▸ **Given data**
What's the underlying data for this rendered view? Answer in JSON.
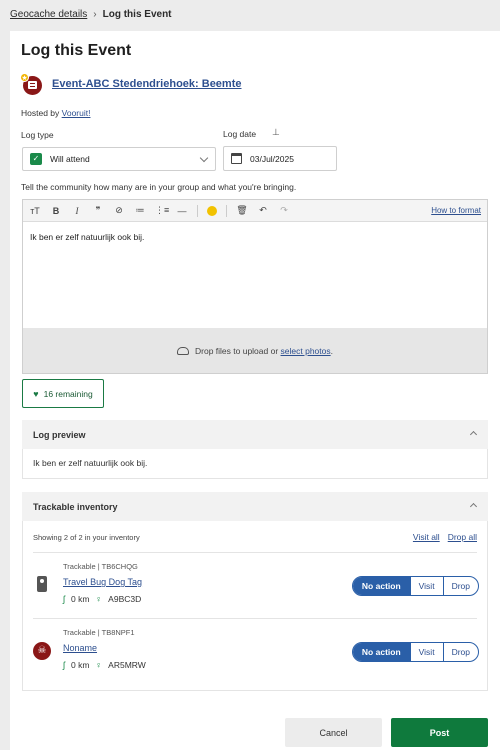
{
  "breadcrumb": {
    "parent": "Geocache details",
    "separator": "›",
    "current": "Log this Event"
  },
  "page": {
    "title": "Log this Event"
  },
  "cache": {
    "name": "Event-ABC Stedendriehoek: Beemte",
    "hosted_prefix": "Hosted by ",
    "host": "Vooruit!"
  },
  "log_type": {
    "label": "Log type",
    "value": "Will attend"
  },
  "log_date": {
    "label": "Log date",
    "value": "03/Jul/2025"
  },
  "prompt": "Tell the community how many are in your group and what you're bringing.",
  "editor": {
    "toolbar": [
      "тT",
      "B",
      "I",
      "❞",
      "⊘",
      "≔",
      "⋮≡",
      "—"
    ],
    "how_to": "How to format",
    "text": "Ik ben er zelf natuurlijk ook bij.",
    "drop_text": "Drop files to upload or ",
    "drop_link": "select photos",
    "drop_end": "."
  },
  "remaining": "16 remaining",
  "preview": {
    "header": "Log preview",
    "text": "Ik ben er zelf natuurlijk ook bij."
  },
  "inventory": {
    "header": "Trackable inventory",
    "showing": "Showing 2 of 2 in your inventory",
    "visit_all": "Visit all",
    "drop_all": "Drop all",
    "items": [
      {
        "code": "Trackable | TB6CHQG",
        "name": "Travel Bug Dog Tag",
        "distance": "0 km",
        "location": "A9BC3D",
        "icon": "dog-tag-icon"
      },
      {
        "code": "Trackable | TB8NPF1",
        "name": "Noname",
        "distance": "0 km",
        "location": "AR5MRW",
        "icon": "skull-icon"
      }
    ],
    "actions": [
      "No action",
      "Visit",
      "Drop"
    ]
  },
  "buttons": {
    "cancel": "Cancel",
    "post": "Post"
  },
  "colors": {
    "accent_blue": "#2a5fa8",
    "post_green": "#0f7a3d",
    "event_red": "#8a1717"
  }
}
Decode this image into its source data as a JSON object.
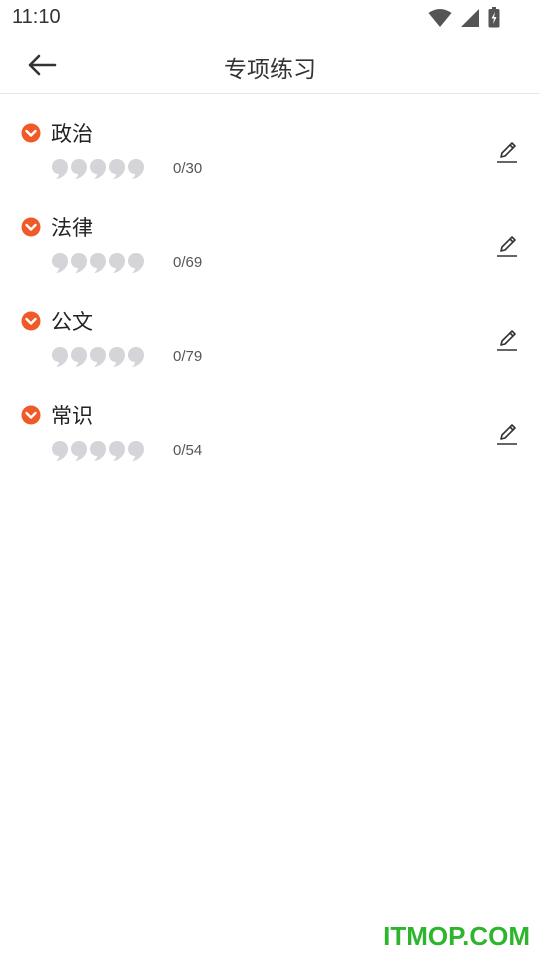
{
  "status_bar": {
    "time": "11:10",
    "icons": [
      "wifi-icon",
      "signal-icon",
      "battery-charging-icon"
    ]
  },
  "header": {
    "title": "专项练习",
    "back_icon": "arrow-left-icon"
  },
  "categories": [
    {
      "name": "政治",
      "progress": "0/30",
      "stars_filled": 0,
      "stars_total": 5
    },
    {
      "name": "法律",
      "progress": "0/69",
      "stars_filled": 0,
      "stars_total": 5
    },
    {
      "name": "公文",
      "progress": "0/79",
      "stars_filled": 0,
      "stars_total": 5
    },
    {
      "name": "常识",
      "progress": "0/54",
      "stars_filled": 0,
      "stars_total": 5
    }
  ],
  "colors": {
    "accent": "#f05a28",
    "star_empty": "#d5d5d9",
    "watermark": "#2db52d"
  },
  "watermark": "ITMOP.COM"
}
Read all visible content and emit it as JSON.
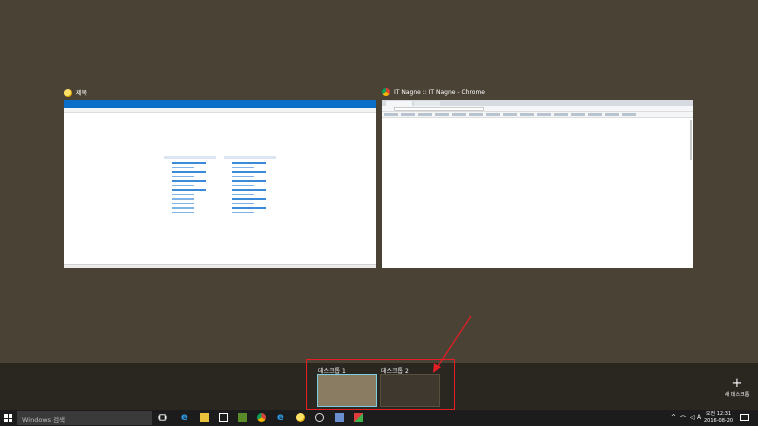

▸ **What you should do**
Quote the data above in full and without alteration; skip the pictures.

▸ **Finished exercise**
What's the underlying data for this rendered view? Answer in JSON.
{
  "breadcrumb": {
    "parent": "Geocache details",
    "separator": "›",
    "current": "Log this Event"
  },
  "page": {
    "title": "Log this Event"
  },
  "cache": {
    "name": "Event-ABC Stedendriehoek: Beemte",
    "hosted_prefix": "Hosted by ",
    "host": "Vooruit!"
  },
  "log_type": {
    "label": "Log type",
    "value": "Will attend"
  },
  "log_date": {
    "label": "Log date",
    "value": "03/Jul/2025"
  },
  "prompt": "Tell the community how many are in your group and what you're bringing.",
  "editor": {
    "toolbar": [
      "тT",
      "B",
      "I",
      "❞",
      "⊘",
      "≔",
      "⋮≡",
      "—"
    ],
    "how_to": "How to format",
    "text": "Ik ben er zelf natuurlijk ook bij.",
    "drop_text": "Drop files to upload or ",
    "drop_link": "select photos",
    "drop_end": "."
  },
  "remaining": "16 remaining",
  "preview": {
    "header": "Log preview",
    "text": "Ik ben er zelf natuurlijk ook bij."
  },
  "inventory": {
    "header": "Trackable inventory",
    "showing": "Showing 2 of 2 in your inventory",
    "visit_all": "Visit all",
    "drop_all": "Drop all",
    "items": [
      {
        "code": "Trackable | TB6CHQG",
        "name": "Travel Bug Dog Tag",
        "distance": "0 km",
        "location": "A9BC3D",
        "icon": "dog-tag-icon"
      },
      {
        "code": "Trackable | TB8NPF1",
        "name": "Noname",
        "distance": "0 km",
        "location": "AR5MRW",
        "icon": "skull-icon"
      }
    ],
    "actions": [
      "No action",
      "Visit",
      "Drop"
    ]
  },
  "buttons": {
    "cancel": "Cancel",
    "post": "Post"
  },
  "colors": {
    "accent_blue": "#2a5fa8",
    "post_green": "#0f7a3d",
    "event_red": "#8a1717"
  }
}
Decode this image into its source data as a JSON object.
{
  "status_bar": {
    "time": "11:10",
    "icons": [
      "wifi-icon",
      "signal-icon",
      "battery-charging-icon"
    ]
  },
  "header": {
    "title": "专项练习",
    "back_icon": "arrow-left-icon"
  },
  "categories": [
    {
      "name": "政治",
      "progress": "0/30",
      "stars_filled": 0,
      "stars_total": 5
    },
    {
      "name": "法律",
      "progress": "0/69",
      "stars_filled": 0,
      "stars_total": 5
    },
    {
      "name": "公文",
      "progress": "0/79",
      "stars_filled": 0,
      "stars_total": 5
    },
    {
      "name": "常识",
      "progress": "0/54",
      "stars_filled": 0,
      "stars_total": 5
    }
  ],
  "colors": {
    "accent": "#f05a28",
    "star_empty": "#d5d5d9",
    "watermark": "#2db52d"
  },
  "watermark": "ITMOP.COM"
}
Read all visible content and emit it as JSON.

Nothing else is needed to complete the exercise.